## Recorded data
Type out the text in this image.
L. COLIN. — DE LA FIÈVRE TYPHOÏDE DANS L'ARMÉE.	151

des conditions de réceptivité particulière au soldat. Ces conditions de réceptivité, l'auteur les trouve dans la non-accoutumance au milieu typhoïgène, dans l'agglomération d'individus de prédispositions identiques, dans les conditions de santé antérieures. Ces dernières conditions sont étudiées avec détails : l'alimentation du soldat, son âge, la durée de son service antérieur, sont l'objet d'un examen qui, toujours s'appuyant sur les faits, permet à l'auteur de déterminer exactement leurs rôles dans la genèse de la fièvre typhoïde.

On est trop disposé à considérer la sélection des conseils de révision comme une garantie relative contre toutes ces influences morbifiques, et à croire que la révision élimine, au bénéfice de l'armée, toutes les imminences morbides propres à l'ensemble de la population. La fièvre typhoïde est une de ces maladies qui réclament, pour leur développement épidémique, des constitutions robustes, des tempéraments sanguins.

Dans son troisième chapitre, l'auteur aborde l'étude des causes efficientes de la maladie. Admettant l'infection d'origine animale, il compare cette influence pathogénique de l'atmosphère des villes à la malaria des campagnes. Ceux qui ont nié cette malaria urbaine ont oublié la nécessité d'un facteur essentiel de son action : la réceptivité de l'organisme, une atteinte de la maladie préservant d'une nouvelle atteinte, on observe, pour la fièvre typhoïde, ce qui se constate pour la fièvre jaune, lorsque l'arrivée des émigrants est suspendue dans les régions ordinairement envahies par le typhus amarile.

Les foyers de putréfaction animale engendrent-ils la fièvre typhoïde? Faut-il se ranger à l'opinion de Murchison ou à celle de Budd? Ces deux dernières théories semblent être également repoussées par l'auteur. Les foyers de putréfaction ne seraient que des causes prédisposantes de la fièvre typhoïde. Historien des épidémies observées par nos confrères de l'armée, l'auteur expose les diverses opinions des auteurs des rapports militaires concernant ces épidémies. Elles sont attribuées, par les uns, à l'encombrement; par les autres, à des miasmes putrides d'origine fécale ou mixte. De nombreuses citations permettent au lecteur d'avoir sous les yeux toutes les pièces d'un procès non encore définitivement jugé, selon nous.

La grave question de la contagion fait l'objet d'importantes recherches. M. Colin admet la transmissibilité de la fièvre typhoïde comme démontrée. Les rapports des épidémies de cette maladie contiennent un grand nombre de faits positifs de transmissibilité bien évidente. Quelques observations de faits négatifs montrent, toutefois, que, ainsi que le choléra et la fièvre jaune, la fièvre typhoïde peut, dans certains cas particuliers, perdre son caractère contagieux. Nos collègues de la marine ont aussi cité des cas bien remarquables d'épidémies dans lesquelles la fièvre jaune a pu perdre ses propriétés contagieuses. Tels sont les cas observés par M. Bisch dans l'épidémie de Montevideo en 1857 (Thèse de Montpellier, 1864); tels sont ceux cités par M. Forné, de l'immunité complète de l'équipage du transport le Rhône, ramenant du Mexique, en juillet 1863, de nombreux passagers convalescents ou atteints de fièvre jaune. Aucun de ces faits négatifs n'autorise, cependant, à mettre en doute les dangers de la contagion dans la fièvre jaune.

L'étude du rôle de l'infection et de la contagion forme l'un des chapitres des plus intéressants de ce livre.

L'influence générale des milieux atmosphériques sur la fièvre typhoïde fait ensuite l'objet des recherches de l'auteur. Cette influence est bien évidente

## DIRECTION
Extract every record and return it verbatim.

## TASK SOLUTION
Type out the text in this image.
L. COLIN. — DE LA FIÈVRE TYPHOÏDE DANS L'ARMÉE.	151

des conditions de réceptivité particulière au soldat. Ces conditions de réceptivité, l'auteur les trouve dans la non-accoutumance au milieu typhoïgène, dans l'agglomération d'individus de prédispositions identiques, dans les conditions de santé antérieures. Ces dernières conditions sont étudiées avec détails : l'alimentation du soldat, son âge, la durée de son service antérieur, sont l'objet d'un examen qui, toujours s'appuyant sur les faits, permet à l'auteur de déterminer exactement leurs rôles dans la genèse de la fièvre typhoïde.

On est trop disposé à considérer la sélection des conseils de révision comme une garantie relative contre toutes ces influences morbifiques, et à croire que la révision élimine, au bénéfice de l'armée, toutes les imminences morbides propres à l'ensemble de la population. La fièvre typhoïde est une de ces maladies qui réclament, pour leur développement épidémique, des constitutions robustes, des tempéraments sanguins.

Dans son troisième chapitre, l'auteur aborde l'étude des causes efficientes de la maladie. Admettant l'infection d'origine animale, il compare cette influence pathogénique de l'atmosphère des villes à la malaria des campagnes. Ceux qui ont nié cette malaria urbaine ont oublié la nécessité d'un facteur essentiel de son action : la réceptivité de l'organisme, une atteinte de la maladie préservant d'une nouvelle atteinte, on observe, pour la fièvre typhoïde, ce qui se constate pour la fièvre jaune, lorsque l'arrivée des émigrants est suspendue dans les régions ordinairement envahies par le typhus amarile.

Les foyers de putréfaction animale engendrent-ils la fièvre typhoïde? Faut-il se ranger à l'opinion de Murchison ou à celle de Budd? Ces deux dernières théories semblent être également repoussées par l'auteur. Les foyers de putréfaction ne seraient que des causes prédisposantes de la fièvre typhoïde. Historien des épidémies observées par nos confrères de l'armée, l'auteur expose les diverses opinions des auteurs des rapports militaires concernant ces épidémies. Elles sont attribuées, par les uns, à l'encombrement; par les autres, à des miasmes putrides d'origine fécale ou mixte. De nombreuses citations permettent au lecteur d'avoir sous les yeux toutes les pièces d'un procès non encore définitivement jugé, selon nous.

La grave question de la contagion fait l'objet d'importantes recherches. M. Colin admet la transmissibilité de la fièvre typhoïde comme démontrée. Les rapports des épidémies de cette maladie contiennent un grand nombre de faits positifs de transmissibilité bien évidente. Quelques observations de faits négatifs montrent, toutefois, que, ainsi que le choléra et la fièvre jaune, la fièvre typhoïde peut, dans certains cas particuliers, perdre son caractère contagieux. Nos collègues de la marine ont aussi cité des cas bien remarquables d'épidémies dans lesquelles la fièvre jaune a pu perdre ses propriétés contagieuses. Tels sont les cas observés par M. Bisch dans l'épidémie de Montevideo en 1857 (Thèse de Montpellier, 1864); tels sont ceux cités par M. Forné, de l'immunité complète de l'équipage du transport le Rhône, ramenant du Mexique, en juillet 1863, de nombreux passagers convalescents ou atteints de fièvre jaune. Aucun de ces faits négatifs n'autorise, cependant, à mettre en doute les dangers de la contagion dans la fièvre jaune.

L'étude du rôle de l'infection et de la contagion forme l'un des chapitres des plus intéressants de ce livre.

L'influence générale des milieux atmosphériques sur la fièvre typhoïde fait ensuite l'objet des recherches de l'auteur. Cette influence est bien évidente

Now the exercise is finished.